» Problem to work on: Find each line containing the string "during" and return it.

» Listing:
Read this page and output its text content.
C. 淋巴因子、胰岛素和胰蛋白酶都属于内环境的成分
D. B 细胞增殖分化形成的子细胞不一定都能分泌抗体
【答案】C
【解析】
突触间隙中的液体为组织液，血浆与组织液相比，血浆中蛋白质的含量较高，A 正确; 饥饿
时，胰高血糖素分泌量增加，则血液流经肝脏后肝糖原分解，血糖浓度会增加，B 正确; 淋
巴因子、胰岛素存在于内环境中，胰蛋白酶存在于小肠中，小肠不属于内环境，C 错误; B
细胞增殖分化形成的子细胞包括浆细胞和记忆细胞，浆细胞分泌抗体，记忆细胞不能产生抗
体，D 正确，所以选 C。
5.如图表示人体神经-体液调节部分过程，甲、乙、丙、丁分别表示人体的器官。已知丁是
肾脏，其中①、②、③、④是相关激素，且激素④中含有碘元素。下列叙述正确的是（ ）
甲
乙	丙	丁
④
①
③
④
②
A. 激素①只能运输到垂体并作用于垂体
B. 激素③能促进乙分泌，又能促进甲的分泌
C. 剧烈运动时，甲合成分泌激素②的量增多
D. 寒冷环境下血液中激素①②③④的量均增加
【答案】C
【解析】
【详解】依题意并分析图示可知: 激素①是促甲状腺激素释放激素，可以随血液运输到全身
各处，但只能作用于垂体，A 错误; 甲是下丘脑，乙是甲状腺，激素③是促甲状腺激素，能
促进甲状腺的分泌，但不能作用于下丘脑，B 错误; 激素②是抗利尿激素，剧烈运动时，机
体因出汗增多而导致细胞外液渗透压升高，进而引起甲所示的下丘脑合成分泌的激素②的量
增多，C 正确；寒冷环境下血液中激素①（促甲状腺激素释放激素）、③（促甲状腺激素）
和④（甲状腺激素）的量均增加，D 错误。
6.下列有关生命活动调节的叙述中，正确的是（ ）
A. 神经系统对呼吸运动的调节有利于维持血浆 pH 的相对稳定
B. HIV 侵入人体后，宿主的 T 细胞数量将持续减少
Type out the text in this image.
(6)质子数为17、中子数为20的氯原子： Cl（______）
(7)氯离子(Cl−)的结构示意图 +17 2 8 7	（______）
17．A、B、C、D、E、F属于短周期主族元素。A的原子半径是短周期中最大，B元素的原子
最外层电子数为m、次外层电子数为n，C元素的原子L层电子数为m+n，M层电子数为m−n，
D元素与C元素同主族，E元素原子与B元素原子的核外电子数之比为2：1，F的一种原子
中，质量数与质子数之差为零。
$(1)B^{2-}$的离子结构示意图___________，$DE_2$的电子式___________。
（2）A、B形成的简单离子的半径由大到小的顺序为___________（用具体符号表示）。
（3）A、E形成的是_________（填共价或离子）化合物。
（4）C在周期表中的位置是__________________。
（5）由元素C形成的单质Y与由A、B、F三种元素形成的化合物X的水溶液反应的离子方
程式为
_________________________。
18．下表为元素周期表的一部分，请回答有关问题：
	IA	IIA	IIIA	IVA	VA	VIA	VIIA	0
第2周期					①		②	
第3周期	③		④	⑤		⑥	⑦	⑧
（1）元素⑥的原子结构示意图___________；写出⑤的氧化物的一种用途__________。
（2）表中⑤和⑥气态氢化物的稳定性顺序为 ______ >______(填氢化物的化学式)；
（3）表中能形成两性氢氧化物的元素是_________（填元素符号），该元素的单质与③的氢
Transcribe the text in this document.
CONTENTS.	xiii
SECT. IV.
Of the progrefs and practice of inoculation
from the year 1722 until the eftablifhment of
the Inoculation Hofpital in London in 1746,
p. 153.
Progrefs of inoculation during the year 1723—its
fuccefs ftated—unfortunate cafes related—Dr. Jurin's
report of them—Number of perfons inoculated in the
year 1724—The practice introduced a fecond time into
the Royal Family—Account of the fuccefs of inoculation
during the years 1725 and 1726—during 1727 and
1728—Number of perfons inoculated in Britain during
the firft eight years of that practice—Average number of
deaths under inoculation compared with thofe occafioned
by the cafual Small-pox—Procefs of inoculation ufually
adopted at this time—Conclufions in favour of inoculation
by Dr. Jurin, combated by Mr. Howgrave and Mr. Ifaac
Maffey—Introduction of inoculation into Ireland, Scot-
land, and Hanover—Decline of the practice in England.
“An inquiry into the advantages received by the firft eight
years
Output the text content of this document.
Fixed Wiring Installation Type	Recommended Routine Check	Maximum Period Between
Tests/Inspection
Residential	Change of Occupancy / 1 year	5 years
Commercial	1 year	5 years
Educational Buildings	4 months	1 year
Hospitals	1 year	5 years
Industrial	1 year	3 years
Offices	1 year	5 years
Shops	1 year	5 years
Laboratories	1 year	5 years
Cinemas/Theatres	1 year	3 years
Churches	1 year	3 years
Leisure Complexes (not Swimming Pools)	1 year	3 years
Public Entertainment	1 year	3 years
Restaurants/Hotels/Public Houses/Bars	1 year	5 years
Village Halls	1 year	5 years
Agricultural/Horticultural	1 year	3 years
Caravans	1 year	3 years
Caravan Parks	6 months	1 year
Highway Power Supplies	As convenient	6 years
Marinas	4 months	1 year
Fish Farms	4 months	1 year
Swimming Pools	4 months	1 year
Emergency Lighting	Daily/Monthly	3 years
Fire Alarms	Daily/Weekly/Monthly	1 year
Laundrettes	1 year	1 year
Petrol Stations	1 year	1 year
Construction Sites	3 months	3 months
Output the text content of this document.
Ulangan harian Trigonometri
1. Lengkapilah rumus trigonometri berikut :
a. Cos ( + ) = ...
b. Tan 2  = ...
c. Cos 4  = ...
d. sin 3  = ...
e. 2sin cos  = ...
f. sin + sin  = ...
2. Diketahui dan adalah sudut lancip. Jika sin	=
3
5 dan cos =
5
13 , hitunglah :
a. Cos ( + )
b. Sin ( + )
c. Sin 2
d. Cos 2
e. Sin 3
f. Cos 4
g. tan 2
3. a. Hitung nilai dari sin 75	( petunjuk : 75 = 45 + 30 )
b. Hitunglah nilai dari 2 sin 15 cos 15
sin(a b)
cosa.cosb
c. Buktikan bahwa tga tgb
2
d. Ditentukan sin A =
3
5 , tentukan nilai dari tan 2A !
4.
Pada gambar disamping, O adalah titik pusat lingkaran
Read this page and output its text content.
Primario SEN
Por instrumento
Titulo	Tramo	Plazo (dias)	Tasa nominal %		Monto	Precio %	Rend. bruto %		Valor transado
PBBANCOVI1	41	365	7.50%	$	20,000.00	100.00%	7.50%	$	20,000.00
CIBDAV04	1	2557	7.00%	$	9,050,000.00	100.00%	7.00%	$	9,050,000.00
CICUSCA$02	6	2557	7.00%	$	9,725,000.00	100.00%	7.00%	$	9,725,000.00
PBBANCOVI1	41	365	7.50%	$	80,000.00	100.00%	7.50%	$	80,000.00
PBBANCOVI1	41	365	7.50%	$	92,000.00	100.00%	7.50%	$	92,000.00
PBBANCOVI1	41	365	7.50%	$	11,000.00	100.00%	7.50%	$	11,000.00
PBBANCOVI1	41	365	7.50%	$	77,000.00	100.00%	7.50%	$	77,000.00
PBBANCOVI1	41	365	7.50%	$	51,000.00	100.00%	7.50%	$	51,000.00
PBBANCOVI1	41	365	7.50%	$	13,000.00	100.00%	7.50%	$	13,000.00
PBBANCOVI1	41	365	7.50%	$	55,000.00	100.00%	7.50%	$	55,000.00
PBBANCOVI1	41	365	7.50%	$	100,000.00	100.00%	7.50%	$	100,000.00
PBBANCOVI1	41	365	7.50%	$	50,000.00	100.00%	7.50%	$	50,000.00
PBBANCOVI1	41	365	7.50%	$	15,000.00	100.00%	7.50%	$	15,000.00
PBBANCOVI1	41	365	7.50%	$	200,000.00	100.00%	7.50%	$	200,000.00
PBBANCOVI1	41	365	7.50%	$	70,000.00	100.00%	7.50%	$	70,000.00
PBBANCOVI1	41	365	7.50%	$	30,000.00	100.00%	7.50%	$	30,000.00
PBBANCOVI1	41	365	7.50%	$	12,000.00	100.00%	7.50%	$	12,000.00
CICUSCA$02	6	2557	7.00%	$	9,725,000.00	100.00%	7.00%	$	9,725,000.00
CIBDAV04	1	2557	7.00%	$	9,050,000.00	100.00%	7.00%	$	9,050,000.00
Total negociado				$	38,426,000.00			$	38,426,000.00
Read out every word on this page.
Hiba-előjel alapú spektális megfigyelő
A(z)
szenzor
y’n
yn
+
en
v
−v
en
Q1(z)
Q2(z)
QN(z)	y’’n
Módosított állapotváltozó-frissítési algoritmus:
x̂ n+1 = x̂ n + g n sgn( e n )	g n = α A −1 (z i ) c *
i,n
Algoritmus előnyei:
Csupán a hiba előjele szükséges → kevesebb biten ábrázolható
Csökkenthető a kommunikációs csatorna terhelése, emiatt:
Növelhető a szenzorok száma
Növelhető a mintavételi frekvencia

» Exercise solution:
Progrefs of inoculation during the year 1723—its
during the years 1725 and 1726—during 1727 and
1728—Number of perfons inoculated in Britain during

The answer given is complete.